* _Given task_: Go through the lines below. Copy those with "Межбюджетные".

Saved data entries:
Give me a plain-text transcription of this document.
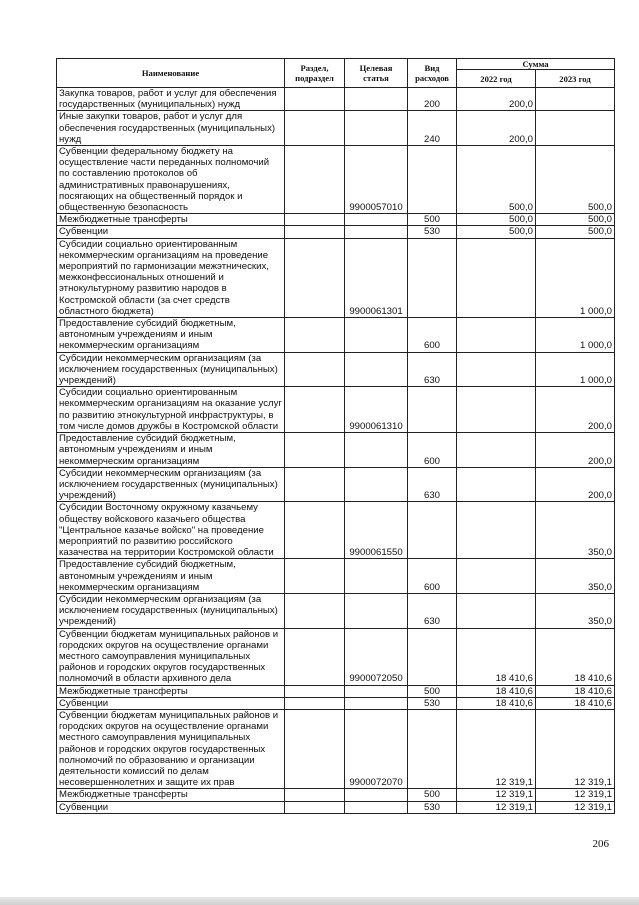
Наименование	Раздел, подраздел	Целевая статья	Вид расходов	Сумма	
				2022 год	2023 год
Закупка товаров, работ и услуг для обеспечения государственных (муниципальных) нужд			200	200,0	
Иные закупки товаров, работ и услуг для обеспечения государственных (муниципальных) нужд			240	200,0	
Субвенции федеральному бюджету на осуществление части переданных полномочий по составлению протоколов об административных правонарушениях, посягающих на общественный порядок и общественную безопасность		9900057010		500,0	500,0
Межбюджетные трансферты			500	500,0	500,0
Субвенции			530	500,0	500,0
Субсидии социально ориентированным некоммерческим организациям на проведение мероприятий по гармонизации межэтнических, межконфессиональных отношений и этнокультурному развитию народов в Костромской области (за счет средств областного бюджета)		9900061301			1 000,0
Предоставление субсидий бюджетным, автономным учреждениям и иным некоммерческим организациям			600		1 000,0
Субсидии некоммерческим организациям (за исключением государственных (муниципальных) учреждений)			630		1 000,0
Субсидии социально ориентированным некоммерческим организациям на оказание услуг по развитию этнокультурной инфраструктуры, в том числе домов дружбы в Костромской области		9900061310			200,0
Предоставление субсидий бюджетным, автономным учреждениям и иным некоммерческим организациям			600		200,0
Субсидии некоммерческим организациям (за исключением государственных (муниципальных) учреждений)			630		200,0
Субсидии Восточному окружному казачьему обществу войскового казачьего общества "Центральное казачье войско" на проведение мероприятий по развитию российского казачества на территории Костромской области		9900061550			350,0
Предоставление субсидий бюджетным, автономным учреждениям и иным некоммерческим организациям			600		350,0
Субсидии некоммерческим организациям (за исключением государственных (муниципальных) учреждений)			630		350,0
Субвенции бюджетам муниципальных районов и городских округов на осуществление органами местного самоуправления муниципальных районов и городских округов государственных полномочий в области архивного дела		9900072050		18 410,6	18 410,6
Межбюджетные трансферты			500	18 410,6	18 410,6
Субвенции			530	18 410,6	18 410,6
Субвенции бюджетам муниципальных районов и городских округов на осуществление органами местного самоуправления муниципальных районов и городских округов государственных полномочий по образованию и организации деятельности комиссий по делам несовершеннолетних и защите их прав		9900072070		12 319,1	12 319,1
Межбюджетные трансферты			500	12 319,1	12 319,1
Субвенции			530	12 319,1	12 319,1
206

* _Written answer_:
Межбюджетные трансферты			500	500,0	500,0
Межбюджетные трансферты			500	18 410,6	18 410,6
Межбюджетные трансферты			500	12 319,1	12 319,1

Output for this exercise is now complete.